> Job:
Filter this data down to the lines that hold "Concentrations", and copy them.

-- Start Records for the exercise --

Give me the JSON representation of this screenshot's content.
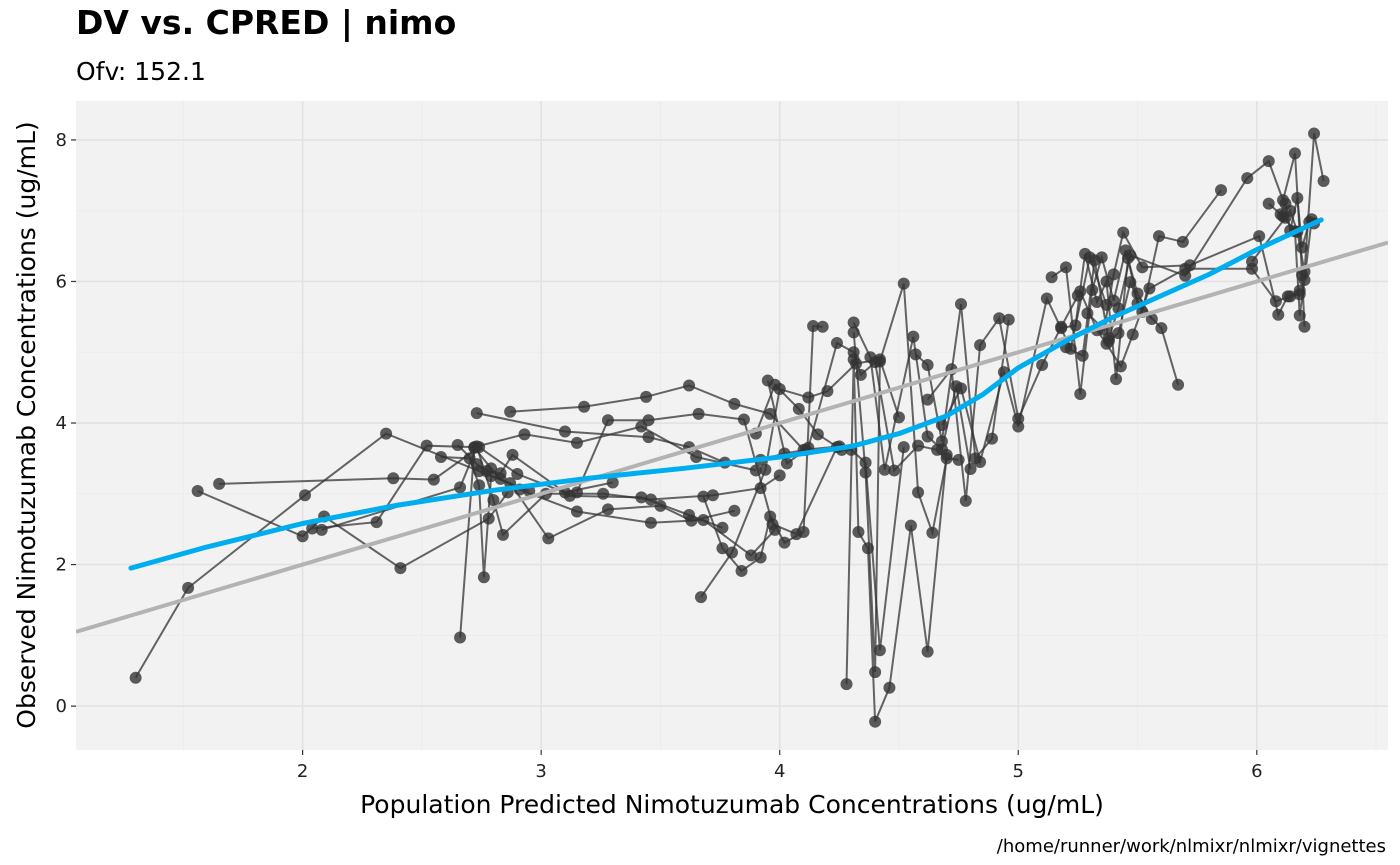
{
  "chart_data": {
    "type": "scatter",
    "title": "DV vs. CPRED | nimo",
    "subtitle": "Ofv: 152.1",
    "xlabel": "Population Predicted Nimotuzumab Concentrations (ug/mL)",
    "ylabel": "Observed Nimotuzumab Concentrations (ug/mL)",
    "caption": "/home/runner/work/nlmixr/nlmixr/vignettes",
    "xlim": [
      1.05,
      6.55
    ],
    "ylim": [
      -0.62,
      8.55
    ],
    "xticks": [
      2,
      3,
      4,
      5,
      6
    ],
    "yticks": [
      0,
      2,
      4,
      6,
      8
    ],
    "grid": true,
    "colors": {
      "panel": "#f2f2f2",
      "grid": "#e2e2e2",
      "points": "#333333",
      "smooth": "#00aeef",
      "identity": "#b3b3b3"
    },
    "identity_line": {
      "intercept": 0,
      "slope": 1
    },
    "smooth_line": {
      "x": [
        1.28,
        1.6,
        2.0,
        2.4,
        2.8,
        3.2,
        3.6,
        4.0,
        4.3,
        4.5,
        4.7,
        4.85,
        5.0,
        5.2,
        5.4,
        5.6,
        5.8,
        6.0,
        6.27
      ],
      "y": [
        1.95,
        2.25,
        2.58,
        2.84,
        3.05,
        3.22,
        3.36,
        3.52,
        3.67,
        3.85,
        4.1,
        4.4,
        4.78,
        5.16,
        5.5,
        5.8,
        6.1,
        6.45,
        6.87
      ]
    },
    "subjects": [
      {
        "x": [
          1.3,
          1.52,
          2.01,
          2.35,
          2.74,
          2.95
        ],
        "y": [
          0.4,
          1.67,
          2.98,
          3.85,
          3.32,
          3.04
        ]
      },
      {
        "x": [
          1.56,
          2.0,
          2.09,
          2.41,
          2.78,
          2.86
        ],
        "y": [
          3.04,
          2.4,
          2.68,
          1.95,
          2.65,
          3.02
        ]
      },
      {
        "x": [
          1.65,
          2.38,
          2.55,
          2.74,
          2.9,
          3.1,
          3.3
        ],
        "y": [
          3.14,
          3.22,
          3.2,
          3.66,
          3.28,
          3.02,
          3.16
        ]
      },
      {
        "x": [
          2.04,
          2.31,
          2.52,
          2.72,
          2.93,
          3.15,
          3.42,
          3.65,
          3.9
        ],
        "y": [
          2.51,
          2.6,
          3.68,
          3.66,
          3.84,
          3.72,
          3.95,
          3.52,
          3.33
        ]
      },
      {
        "x": [
          2.08,
          2.66,
          2.73,
          2.8,
          2.84,
          3.02,
          3.26,
          3.46,
          3.72,
          3.92,
          4.0
        ],
        "y": [
          2.49,
          3.09,
          3.67,
          2.91,
          2.42,
          3.0,
          3.0,
          2.92,
          2.98,
          3.08,
          3.26
        ]
      },
      {
        "x": [
          2.58,
          2.7,
          2.74,
          2.76,
          2.79,
          2.87,
          3.03,
          3.28,
          3.5,
          3.63,
          3.81
        ],
        "y": [
          3.52,
          3.5,
          3.12,
          1.82,
          3.25,
          3.15,
          2.37,
          2.78,
          2.83,
          2.62,
          2.76
        ]
      },
      {
        "x": [
          2.65,
          2.73,
          2.77,
          2.83,
          2.88,
          3.12,
          3.42,
          3.62,
          3.76
        ],
        "y": [
          3.69,
          3.42,
          3.32,
          3.29,
          3.55,
          2.97,
          2.95,
          2.7,
          2.52
        ]
      },
      {
        "x": [
          2.66,
          2.72,
          2.79,
          2.83,
          2.91,
          3.15,
          3.46,
          3.68,
          3.88,
          3.98
        ],
        "y": [
          0.97,
          3.65,
          3.36,
          3.21,
          3.06,
          2.75,
          2.59,
          2.63,
          2.13,
          2.49
        ]
      },
      {
        "x": [
          2.73,
          3.1,
          3.45,
          3.62,
          3.77,
          3.92,
          4.02,
          4.11
        ],
        "y": [
          4.14,
          3.88,
          3.8,
          3.66,
          3.44,
          3.48,
          3.57,
          3.62
        ]
      },
      {
        "x": [
          2.87,
          3.18,
          3.44,
          3.62,
          3.81,
          3.96,
          4.1,
          4.25
        ],
        "y": [
          4.16,
          4.23,
          4.37,
          4.53,
          4.27,
          4.13,
          3.62,
          3.67
        ]
      },
      {
        "x": [
          3.15,
          3.28,
          3.45,
          3.66,
          3.85,
          3.97,
          4.07,
          4.24
        ],
        "y": [
          3.02,
          4.04,
          4.04,
          4.13,
          4.05,
          2.57,
          2.43,
          3.66
        ]
      },
      {
        "x": [
          3.68,
          3.76,
          3.84,
          3.92,
          3.96,
          4.02,
          4.1,
          4.14,
          4.18
        ],
        "y": [
          2.96,
          2.23,
          1.91,
          2.1,
          2.68,
          2.31,
          2.46,
          5.37,
          5.36
        ]
      },
      {
        "x": [
          3.67,
          3.8,
          3.94,
          4.0,
          4.12,
          4.2,
          4.32,
          4.42,
          4.5
        ],
        "y": [
          1.54,
          2.17,
          3.34,
          4.48,
          4.36,
          4.45,
          4.84,
          4.9,
          4.08
        ]
      },
      {
        "x": [
          3.9,
          3.98,
          4.08,
          4.16,
          4.26,
          4.3,
          4.36,
          4.42,
          4.52
        ],
        "y": [
          3.85,
          4.54,
          4.2,
          3.84,
          3.62,
          3.62,
          3.44,
          0.79,
          3.66
        ]
      },
      {
        "x": [
          3.95,
          4.03,
          4.12,
          4.24,
          4.31,
          4.34,
          4.4,
          4.48,
          4.58,
          4.66
        ],
        "y": [
          4.6,
          3.43,
          3.65,
          5.13,
          5.0,
          4.68,
          4.86,
          3.33,
          3.68,
          3.62
        ]
      },
      {
        "x": [
          4.28,
          4.31,
          4.33,
          4.37,
          4.4,
          4.46,
          4.55,
          4.62,
          4.7
        ],
        "y": [
          0.31,
          4.9,
          2.46,
          2.23,
          -0.22,
          0.26,
          2.55,
          0.77,
          3.55
        ]
      },
      {
        "x": [
          4.31,
          4.36,
          4.4,
          4.42,
          4.52,
          4.58,
          4.64,
          4.7,
          4.75
        ],
        "y": [
          5.28,
          3.3,
          0.48,
          4.87,
          5.97,
          3.02,
          2.45,
          3.5,
          3.48
        ]
      },
      {
        "x": [
          4.31,
          4.38,
          4.44,
          4.56,
          4.62,
          4.68,
          4.74,
          4.8
        ],
        "y": [
          5.42,
          4.93,
          3.34,
          5.22,
          3.81,
          3.63,
          4.52,
          3.35
        ]
      },
      {
        "x": [
          4.57,
          4.62,
          4.68,
          4.76,
          4.82,
          4.89,
          4.96
        ],
        "y": [
          4.97,
          4.82,
          3.74,
          5.68,
          3.5,
          3.78,
          5.46
        ]
      },
      {
        "x": [
          4.62,
          4.72,
          4.78,
          4.84,
          4.92,
          5.0,
          5.1,
          5.18,
          5.25
        ],
        "y": [
          4.33,
          4.76,
          2.9,
          5.1,
          5.48,
          4.06,
          4.82,
          5.36,
          5.8
        ]
      },
      {
        "x": [
          4.68,
          4.76,
          4.84,
          4.94,
          5.0,
          5.12,
          5.22,
          5.3,
          5.37
        ],
        "y": [
          3.97,
          4.49,
          3.45,
          4.72,
          3.95,
          5.76,
          5.05,
          6.34,
          5.67
        ]
      },
      {
        "x": [
          5.14,
          5.2,
          5.26,
          5.31,
          5.35,
          5.4,
          5.45,
          5.5,
          5.56
        ],
        "y": [
          6.06,
          6.2,
          4.41,
          5.88,
          6.34,
          5.73,
          6.44,
          5.83,
          5.47
        ]
      },
      {
        "x": [
          5.18,
          5.24,
          5.28,
          5.33,
          5.37,
          5.41,
          5.46,
          5.5,
          5.6,
          5.67
        ],
        "y": [
          5.34,
          5.38,
          6.39,
          5.71,
          6.0,
          4.62,
          6.33,
          5.69,
          5.34,
          4.54
        ]
      },
      {
        "x": [
          5.2,
          5.27,
          5.32,
          5.38,
          5.42,
          5.47,
          5.52,
          5.59,
          5.69,
          5.85
        ],
        "y": [
          5.07,
          4.95,
          6.3,
          5.16,
          5.27,
          5.99,
          5.57,
          6.64,
          6.56,
          7.29
        ]
      },
      {
        "x": [
          5.26,
          5.33,
          5.37,
          5.43,
          5.48,
          5.55,
          5.7,
          5.98,
          6.08,
          6.14,
          6.18
        ],
        "y": [
          5.86,
          5.31,
          5.12,
          4.8,
          5.25,
          5.9,
          6.18,
          6.18,
          5.72,
          5.79,
          5.87
        ]
      },
      {
        "x": [
          5.29,
          5.36,
          5.4,
          5.44,
          5.52,
          5.72,
          6.01,
          6.09,
          6.13,
          6.18
        ],
        "y": [
          5.55,
          5.32,
          6.1,
          6.69,
          6.2,
          6.23,
          6.64,
          5.53,
          5.79,
          5.82
        ]
      },
      {
        "x": [
          5.38,
          5.42,
          5.47,
          5.7,
          5.96,
          6.05,
          6.11,
          6.16,
          6.19,
          6.2
        ],
        "y": [
          5.2,
          5.62,
          6.37,
          6.08,
          7.46,
          7.7,
          7.15,
          7.81,
          6.09,
          5.36
        ]
      },
      {
        "x": [
          5.98,
          6.12,
          6.14,
          6.17,
          6.2,
          6.24,
          6.28
        ],
        "y": [
          6.28,
          6.9,
          7.0,
          6.7,
          6.14,
          8.09,
          7.42
        ]
      },
      {
        "x": [
          6.1,
          6.12,
          6.14,
          6.17,
          6.19,
          6.22,
          6.24
        ],
        "y": [
          6.95,
          7.1,
          6.72,
          7.18,
          6.48,
          6.84,
          6.82
        ]
      },
      {
        "x": [
          6.05,
          6.11,
          6.16,
          6.18,
          6.2,
          6.23
        ],
        "y": [
          7.1,
          6.92,
          6.71,
          5.52,
          6.02,
          6.88
        ]
      }
    ]
  }
}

-- End Records for the exercise --

> Answer to this exercise:
    "xlabel": "Population Predicted Nimotuzumab Concentrations (ug/mL)",
    "ylabel": "Observed Nimotuzumab Concentrations (ug/mL)",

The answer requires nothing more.